**Your goal**. Repeat the listing that follows, character for character, minus the pictures.

**Dataset records**.
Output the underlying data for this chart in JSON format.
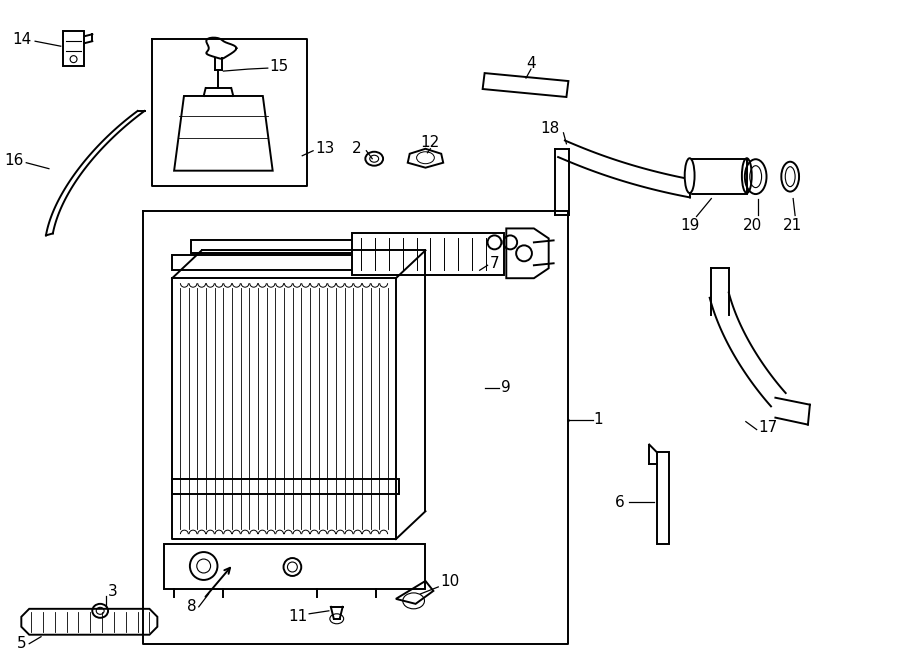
{
  "bg_color": "#ffffff",
  "line_color": "#000000",
  "text_color": "#000000",
  "fs": 11,
  "lw": 1.4
}
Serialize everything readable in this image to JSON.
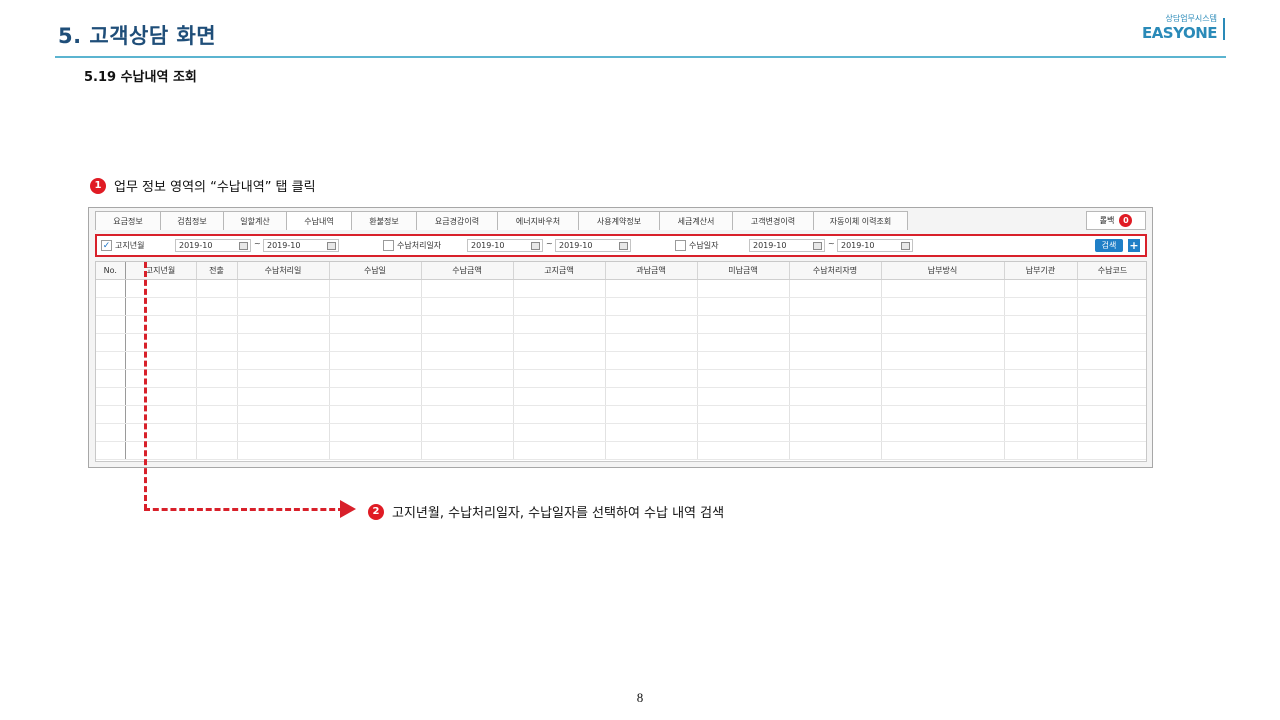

**The answer**.
Output the underlying data for this chart in JSON format.
{
  "bg_color": "#ffffff",
  "line_color": "#000000",
  "text_color": "#000000",
  "fs": 11,
  "lw": 1.4
}
Serialize everything readable in this image to JSON.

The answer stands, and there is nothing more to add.